** start PROVIDED DATA **
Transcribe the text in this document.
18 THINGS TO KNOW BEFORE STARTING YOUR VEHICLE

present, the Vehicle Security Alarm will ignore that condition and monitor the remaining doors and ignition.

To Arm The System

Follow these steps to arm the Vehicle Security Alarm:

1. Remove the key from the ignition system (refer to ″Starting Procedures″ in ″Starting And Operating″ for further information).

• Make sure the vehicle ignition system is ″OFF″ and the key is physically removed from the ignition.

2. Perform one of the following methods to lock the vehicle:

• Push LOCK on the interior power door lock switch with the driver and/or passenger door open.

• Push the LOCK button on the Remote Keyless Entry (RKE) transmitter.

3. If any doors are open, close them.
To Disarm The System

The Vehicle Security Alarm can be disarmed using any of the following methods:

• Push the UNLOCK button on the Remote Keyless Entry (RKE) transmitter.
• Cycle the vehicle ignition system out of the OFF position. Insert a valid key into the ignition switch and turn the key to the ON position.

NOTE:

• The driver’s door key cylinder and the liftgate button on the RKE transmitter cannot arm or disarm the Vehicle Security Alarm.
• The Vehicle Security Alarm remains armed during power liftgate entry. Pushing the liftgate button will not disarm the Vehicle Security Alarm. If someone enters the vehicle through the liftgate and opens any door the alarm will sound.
** end PROVIDED DATA **
TO BE DONE
Produce an exact copy of every entry above.

EXPECTED ANSWER
Transcribe the text in this document.
18 THINGS TO KNOW BEFORE STARTING YOUR VEHICLE

present, the Vehicle Security Alarm will ignore that condition and monitor the remaining doors and ignition.

To Arm The System

Follow these steps to arm the Vehicle Security Alarm:

1. Remove the key from the ignition system (refer to ″Starting Procedures″ in ″Starting And Operating″ for further information).

• Make sure the vehicle ignition system is ″OFF″ and the key is physically removed from the ignition.

2. Perform one of the following methods to lock the vehicle:

• Push LOCK on the interior power door lock switch with the driver and/or passenger door open.

• Push the LOCK button on the Remote Keyless Entry (RKE) transmitter.

3. If any doors are open, close them.
To Disarm The System

The Vehicle Security Alarm can be disarmed using any of the following methods:

• Push the UNLOCK button on the Remote Keyless Entry (RKE) transmitter.
• Cycle the vehicle ignition system out of the OFF position. Insert a valid key into the ignition switch and turn the key to the ON position.

NOTE:

• The driver’s door key cylinder and the liftgate button on the RKE transmitter cannot arm or disarm the Vehicle Security Alarm.
• The Vehicle Security Alarm remains armed during power liftgate entry. Pushing the liftgate button will not disarm the Vehicle Security Alarm. If someone enters the vehicle through the liftgate and opens any door the alarm will sound.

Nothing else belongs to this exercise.